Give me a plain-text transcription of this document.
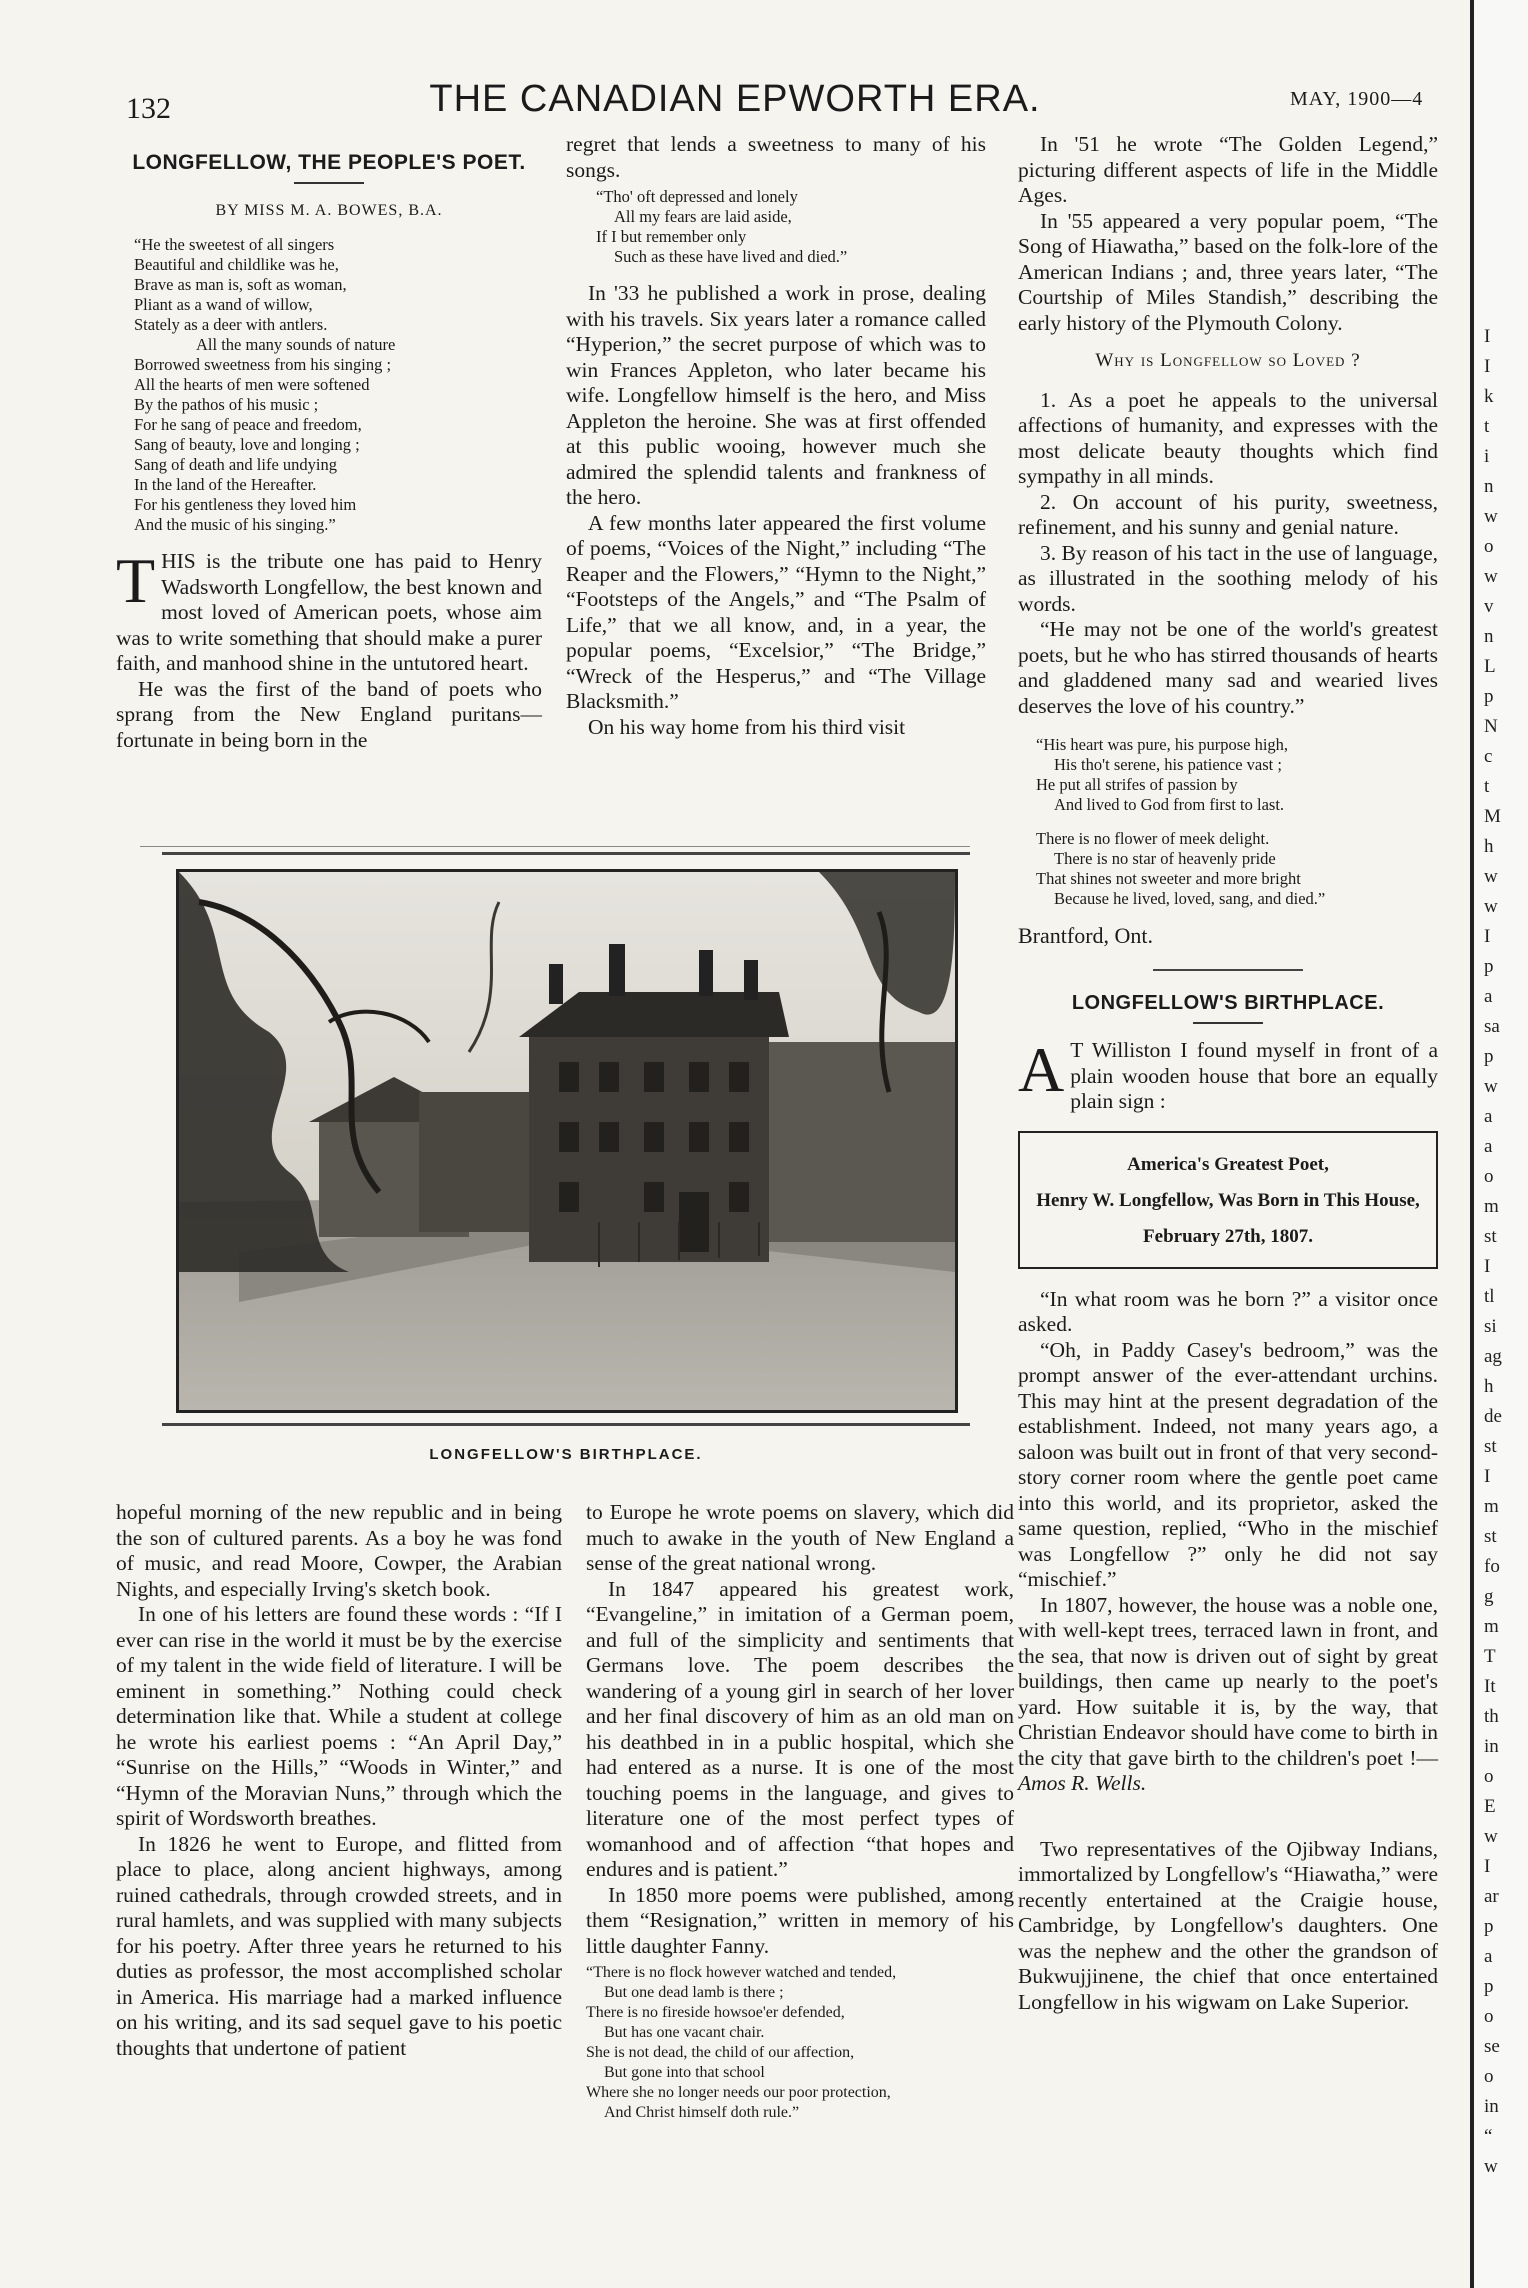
132	THE CANADIAN EPWORTH ERA.	MAY, 1900—4
LONGFELLOW, THE PEOPLE'S POET.
BY MISS M. A. BOWES, B.A.
“He the sweetest of all singers
Beautiful and childlike was he,
Brave as man is, soft as woman,
Pliant as a wand of willow,
Stately as a deer with antlers.
All the many sounds of nature
Borrowed sweetness from his singing ;
All the hearts of men were softened
By the pathos of his music ;
For he sang of peace and freedom,
Sang of beauty, love and longing ;
Sang of death and life undying
In the land of the Hereafter.
For his gentleness they loved him
And the music of his singing.”

THIS is the tribute one has paid to Henry Wadsworth Longfellow, the best known and most loved of American poets, whose aim was to write something that should make a purer faith, and manhood shine in the untutored heart.

He was the first of the band of poets who sprang from the New England puritans—fortunate in being born in the

regret that lends a sweetness to many of his songs.

“Tho' oft depressed and lonely
All my fears are laid aside,
If I but remember only
Such as these have lived and died.”

In '33 he published a work in prose, dealing with his travels. Six years later a romance called “Hyperion,” the secret purpose of which was to win Frances Appleton, who later became his wife. Longfellow himself is the hero, and Miss Appleton the heroine. She was at first offended at this public wooing, however much she admired the splendid talents and frankness of the hero.

A few months later appeared the first volume of poems, “Voices of the Night,” including “The Reaper and the Flowers,” “Hymn to the Night,” “Footsteps of the Angels,” and “The Psalm of Life,” that we all know, and, in a year, the popular poems, “Excelsior,” “The Bridge,” “Wreck of the Hesperus,” and “The Village Blacksmith.”

On his way home from his third visit

In '51 he wrote “The Golden Legend,” picturing different aspects of life in the Middle Ages.

In '55 appeared a very popular poem, “The Song of Hiawatha,” based on the folk-lore of the American Indians ; and, three years later, “The Courtship of Miles Standish,” describing the early history of the Plymouth Colony.

Why is Longfellow so Loved ?

1. As a poet he appeals to the universal affections of humanity, and expresses with the most delicate beauty thoughts which find sympathy in all minds.

2. On account of his purity, sweetness, refinement, and his sunny and genial nature.

3. By reason of his tact in the use of language, as illustrated in the soothing melody of his words.

“He may not be one of the world's greatest poets, but he who has stirred thousands of hearts and gladdened many sad and wearied lives deserves the love of his country.”

“His heart was pure, his purpose high,
His tho't serene, his patience vast ;
He put all strifes of passion by
And lived to God from first to last.
There is no flower of meek delight.
There is no star of heavenly pride
That shines not sweeter and more bright
Because he lived, loved, sang, and died.”
Brantford, Ont.
LONGFELLOW'S BIRTHPLACE.

A T Williston I found myself in front of a plain wooden house that bore an equally plain sign :

America's Greatest Poet,
Henry W. Longfellow, Was Born in This House,
February 27th, 1807.

“In what room was he born ?” a visitor once asked.

“Oh, in Paddy Casey's bedroom,” was the prompt answer of the ever-attendant urchins. This may hint at the present degradation of the establishment. Indeed, not many years ago, a saloon was built out in front of that very second-story corner room where the gentle poet came into this world, and its proprietor, asked the same question, replied, “Who in the mischief was Longfellow ?” only he did not say “mischief.”

In 1807, however, the house was a noble one, with well-kept trees, terraced lawn in front, and the sea, that now is driven out of sight by great buildings, then came up nearly to the poet's yard. How suitable it is, by the way, that Christian Endeavor should have come to birth in the city that gave birth to the children's poet !—Amos R. Wells.

Two representatives of the Ojibway Indians, immortalized by Longfellow's “Hiawatha,” were recently entertained at the Craigie house, Cambridge, by Longfellow's daughters. One was the nephew and the other the grandson of Bukwujjinene, the chief that once entertained Longfellow in his wigwam on Lake Superior.

LONGFELLOW'S BIRTHPLACE.

hopeful morning of the new republic and in being the son of cultured parents. As a boy he was fond of music, and read Moore, Cowper, the Arabian Nights, and especially Irving's sketch book.

In one of his letters are found these words : “If I ever can rise in the world it must be by the exercise of my talent in the wide field of literature. I will be eminent in something.” Nothing could check determination like that. While a student at college he wrote his earliest poems : “An April Day,” “Sunrise on the Hills,” “Woods in Winter,” and “Hymn of the Moravian Nuns,” through which the spirit of Wordsworth breathes.

In 1826 he went to Europe, and flitted from place to place, along ancient highways, among ruined cathedrals, through crowded streets, and in rural hamlets, and was supplied with many subjects for his poetry. After three years he returned to his duties as professor, the most accomplished scholar in America. His marriage had a marked influence on his writing, and its sad sequel gave to his poetic thoughts that undertone of patient

to Europe he wrote poems on slavery, which did much to awake in the youth of New England a sense of the great national wrong.

In 1847 appeared his greatest work, “Evangeline,” in imitation of a German poem, and full of the simplicity and sentiments that Germans love. The poem describes the wandering of a young girl in search of her lover and her final discovery of him as an old man on his deathbed in in a public hospital, which she had entered as a nurse. It is one of the most touching poems in the language, and gives to literature one of the most perfect types of womanhood and of affection “that hopes and endures and is patient.”

In 1850 more poems were published, among them “Resignation,” written in memory of his little daughter Fanny.

“There is no flock however watched and tended,
But one dead lamb is there ;
There is no fireside howsoe'er defended,
But has one vacant chair.
She is not dead, the child of our affection,
But gone into that school
Where she no longer needs our poor protection,
And Christ himself doth rule.”
I
I
k
t
i
n
w
o
w
v
n
L
p
N
c
t
M
h
w
w
I
p
a
sa
p
w
a
a
o
m
st
I
tl
si
ag
h
de
st
I
m
st
fo
g
m
T
It
th
in
o
E
w
I
ar
p
a
p
o
se
o
in
“
w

· · ·

▸ **AIM**
Produce an exact copy of each line of data, skipping embedded images.

▸ **WRITTEN SOLUTION**
Give me a plain-text transcription of this document.
132	THE CANADIAN EPWORTH ERA.	MAY, 1900—4
LONGFELLOW, THE PEOPLE'S POET.
BY MISS M. A. BOWES, B.A.
“He the sweetest of all singers
Beautiful and childlike was he,
Brave as man is, soft as woman,
Pliant as a wand of willow,
Stately as a deer with antlers.
All the many sounds of nature
Borrowed sweetness from his singing ;
All the hearts of men were softened
By the pathos of his music ;
For he sang of peace and freedom,
Sang of beauty, love and longing ;
Sang of death and life undying
In the land of the Hereafter.
For his gentleness they loved him
And the music of his singing.”

THIS is the tribute one has paid to Henry Wadsworth Longfellow, the best known and most loved of American poets, whose aim was to write something that should make a purer faith, and manhood shine in the untutored heart.

He was the first of the band of poets who sprang from the New England puritans—fortunate in being born in the

regret that lends a sweetness to many of his songs.

“Tho' oft depressed and lonely
All my fears are laid aside,
If I but remember only
Such as these have lived and died.”

In '33 he published a work in prose, dealing with his travels. Six years later a romance called “Hyperion,” the secret purpose of which was to win Frances Appleton, who later became his wife. Longfellow himself is the hero, and Miss Appleton the heroine. She was at first offended at this public wooing, however much she admired the splendid talents and frankness of the hero.

A few months later appeared the first volume of poems, “Voices of the Night,” including “The Reaper and the Flowers,” “Hymn to the Night,” “Footsteps of the Angels,” and “The Psalm of Life,” that we all know, and, in a year, the popular poems, “Excelsior,” “The Bridge,” “Wreck of the Hesperus,” and “The Village Blacksmith.”

On his way home from his third visit

In '51 he wrote “The Golden Legend,” picturing different aspects of life in the Middle Ages.

In '55 appeared a very popular poem, “The Song of Hiawatha,” based on the folk-lore of the American Indians ; and, three years later, “The Courtship of Miles Standish,” describing the early history of the Plymouth Colony.

Why is Longfellow so Loved ?

1. As a poet he appeals to the universal affections of humanity, and expresses with the most delicate beauty thoughts which find sympathy in all minds.

2. On account of his purity, sweetness, refinement, and his sunny and genial nature.

3. By reason of his tact in the use of language, as illustrated in the soothing melody of his words.

“He may not be one of the world's greatest poets, but he who has stirred thousands of hearts and gladdened many sad and wearied lives deserves the love of his country.”

“His heart was pure, his purpose high,
His tho't serene, his patience vast ;
He put all strifes of passion by
And lived to God from first to last.
There is no flower of meek delight.
There is no star of heavenly pride
That shines not sweeter and more bright
Because he lived, loved, sang, and died.”
Brantford, Ont.
LONGFELLOW'S BIRTHPLACE.

A T Williston I found myself in front of a plain wooden house that bore an equally plain sign :

America's Greatest Poet,
Henry W. Longfellow, Was Born in This House,
February 27th, 1807.

“In what room was he born ?” a visitor once asked.

“Oh, in Paddy Casey's bedroom,” was the prompt answer of the ever-attendant urchins. This may hint at the present degradation of the establishment. Indeed, not many years ago, a saloon was built out in front of that very second-story corner room where the gentle poet came into this world, and its proprietor, asked the same question, replied, “Who in the mischief was Longfellow ?” only he did not say “mischief.”

In 1807, however, the house was a noble one, with well-kept trees, terraced lawn in front, and the sea, that now is driven out of sight by great buildings, then came up nearly to the poet's yard. How suitable it is, by the way, that Christian Endeavor should have come to birth in the city that gave birth to the children's poet !—Amos R. Wells.

Two representatives of the Ojibway Indians, immortalized by Longfellow's “Hiawatha,” were recently entertained at the Craigie house, Cambridge, by Longfellow's daughters. One was the nephew and the other the grandson of Bukwujjinene, the chief that once entertained Longfellow in his wigwam on Lake Superior.

LONGFELLOW'S BIRTHPLACE.

hopeful morning of the new republic and in being the son of cultured parents. As a boy he was fond of music, and read Moore, Cowper, the Arabian Nights, and especially Irving's sketch book.

In one of his letters are found these words : “If I ever can rise in the world it must be by the exercise of my talent in the wide field of literature. I will be eminent in something.” Nothing could check determination like that. While a student at college he wrote his earliest poems : “An April Day,” “Sunrise on the Hills,” “Woods in Winter,” and “Hymn of the Moravian Nuns,” through which the spirit of Wordsworth breathes.

In 1826 he went to Europe, and flitted from place to place, along ancient highways, among ruined cathedrals, through crowded streets, and in rural hamlets, and was supplied with many subjects for his poetry. After three years he returned to his duties as professor, the most accomplished scholar in America. His marriage had a marked influence on his writing, and its sad sequel gave to his poetic thoughts that undertone of patient

to Europe he wrote poems on slavery, which did much to awake in the youth of New England a sense of the great national wrong.

In 1847 appeared his greatest work, “Evangeline,” in imitation of a German poem, and full of the simplicity and sentiments that Germans love. The poem describes the wandering of a young girl in search of her lover and her final discovery of him as an old man on his deathbed in in a public hospital, which she had entered as a nurse. It is one of the most touching poems in the language, and gives to literature one of the most perfect types of womanhood and of affection “that hopes and endures and is patient.”

In 1850 more poems were published, among them “Resignation,” written in memory of his little daughter Fanny.

“There is no flock however watched and tended,
But one dead lamb is there ;
There is no fireside howsoe'er defended,
But has one vacant chair.
She is not dead, the child of our affection,
But gone into that school
Where she no longer needs our poor protection,
And Christ himself doth rule.”
I
I
k
t
i
n
w
o
w
v
n
L
p
N
c
t
M
h
w
w
I
p
a
sa
p
w
a
a
o
m
st
I
tl
si
ag
h
de
st
I
m
st
fo
g
m
T
It
th
in
o
E
w
I
ar
p
a
p
o
se
o
in
“
w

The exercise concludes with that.